Problem details:
Will you output all of the data below exactly, omitting the images?

Records:
/---

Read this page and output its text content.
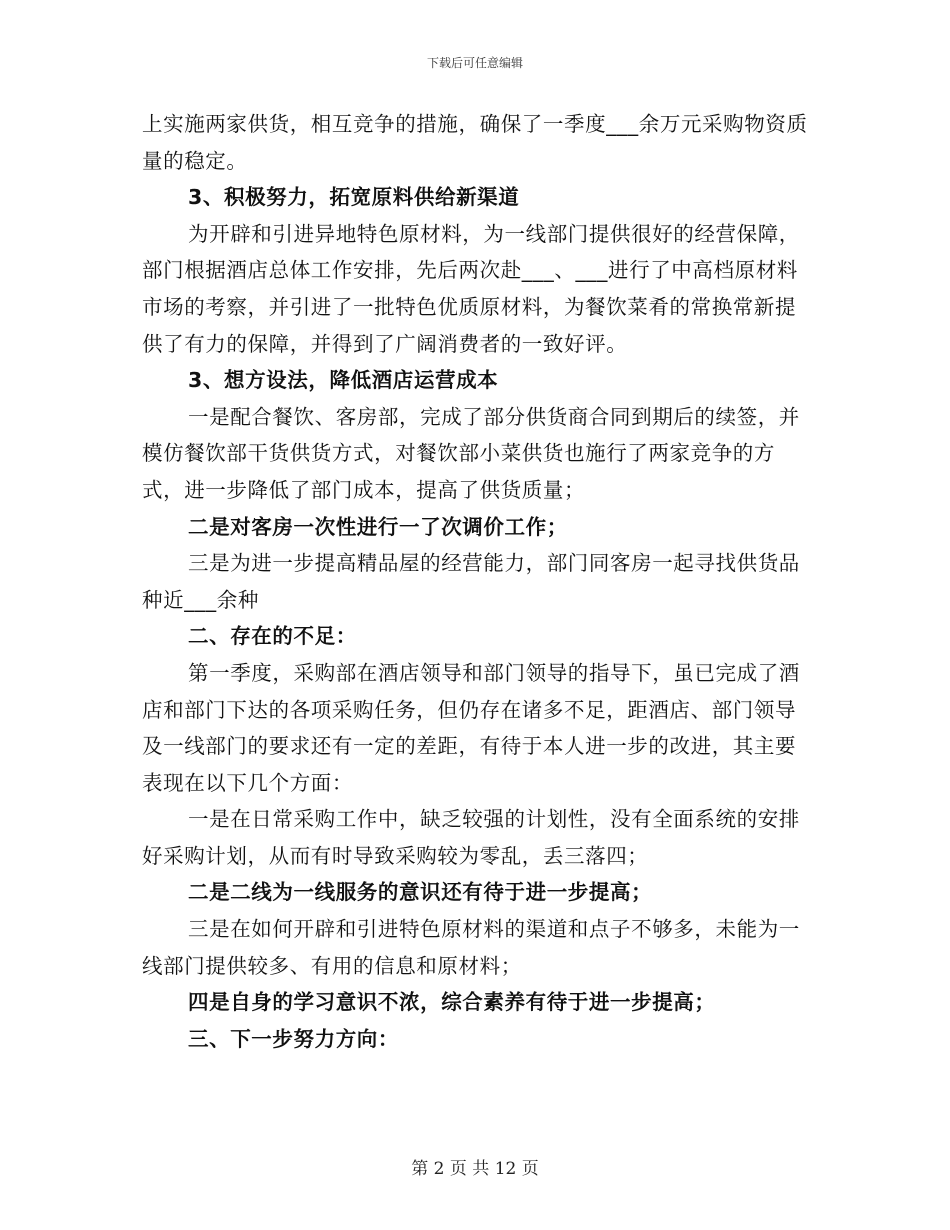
下载后可任意编辑

上实施两家供货，相互竞争的措施，确保了一季度___余万元采购物资质量的稳定。

3、积极努力，拓宽原料供给新渠道

为开辟和引进异地特色原材料，为一线部门提供很好的经营保障，部门根据酒店总体工作安排，先后两次赴___、___进行了中高档原材料市场的考察，并引进了一批特色优质原材料，为餐饮菜肴的常换常新提供了有力的保障，并得到了广阔消费者的一致好评。

3、想方设法，降低酒店运营成本

一是配合餐饮、客房部，完成了部分供货商合同到期后的续签，并模仿餐饮部干货供货方式，对餐饮部小菜供货也施行了两家竞争的方式，进一步降低了部门成本，提高了供货质量；

二是对客房一次性进行一了次调价工作；

三是为进一步提高精品屋的经营能力，部门同客房一起寻找供货品种近___余种

二、存在的不足：

第一季度，采购部在酒店领导和部门领导的指导下，虽已完成了酒店和部门下达的各项采购任务，但仍存在诸多不足，距酒店、部门领导及一线部门的要求还有一定的差距，有待于本人进一步的改进，其主要表现在以下几个方面：

一是在日常采购工作中，缺乏较强的计划性，没有全面系统的安排好采购计划，从而有时导致采购较为零乱，丢三落四；

二是二线为一线服务的意识还有待于进一步提高；

三是在如何开辟和引进特色原材料的渠道和点子不够多，未能为一线部门提供较多、有用的信息和原材料；

四是自身的学习意识不浓，综合素养有待于进一步提高；

三、下一步努力方向：

第 2 页 共 12 页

\---

Solution for this problem:
Read this page and output its text content.
下载后可任意编辑

上实施两家供货，相互竞争的措施，确保了一季度___余万元采购物资质量的稳定。

3、积极努力，拓宽原料供给新渠道

为开辟和引进异地特色原材料，为一线部门提供很好的经营保障，部门根据酒店总体工作安排，先后两次赴___、___进行了中高档原材料市场的考察，并引进了一批特色优质原材料，为餐饮菜肴的常换常新提供了有力的保障，并得到了广阔消费者的一致好评。

3、想方设法，降低酒店运营成本

一是配合餐饮、客房部，完成了部分供货商合同到期后的续签，并模仿餐饮部干货供货方式，对餐饮部小菜供货也施行了两家竞争的方式，进一步降低了部门成本，提高了供货质量；

二是对客房一次性进行一了次调价工作；

三是为进一步提高精品屋的经营能力，部门同客房一起寻找供货品种近___余种

二、存在的不足：

第一季度，采购部在酒店领导和部门领导的指导下，虽已完成了酒店和部门下达的各项采购任务，但仍存在诸多不足，距酒店、部门领导及一线部门的要求还有一定的差距，有待于本人进一步的改进，其主要表现在以下几个方面：

一是在日常采购工作中，缺乏较强的计划性，没有全面系统的安排好采购计划，从而有时导致采购较为零乱，丢三落四；

二是二线为一线服务的意识还有待于进一步提高；

三是在如何开辟和引进特色原材料的渠道和点子不够多，未能为一线部门提供较多、有用的信息和原材料；

四是自身的学习意识不浓，综合素养有待于进一步提高；

三、下一步努力方向：

第 2 页 共 12 页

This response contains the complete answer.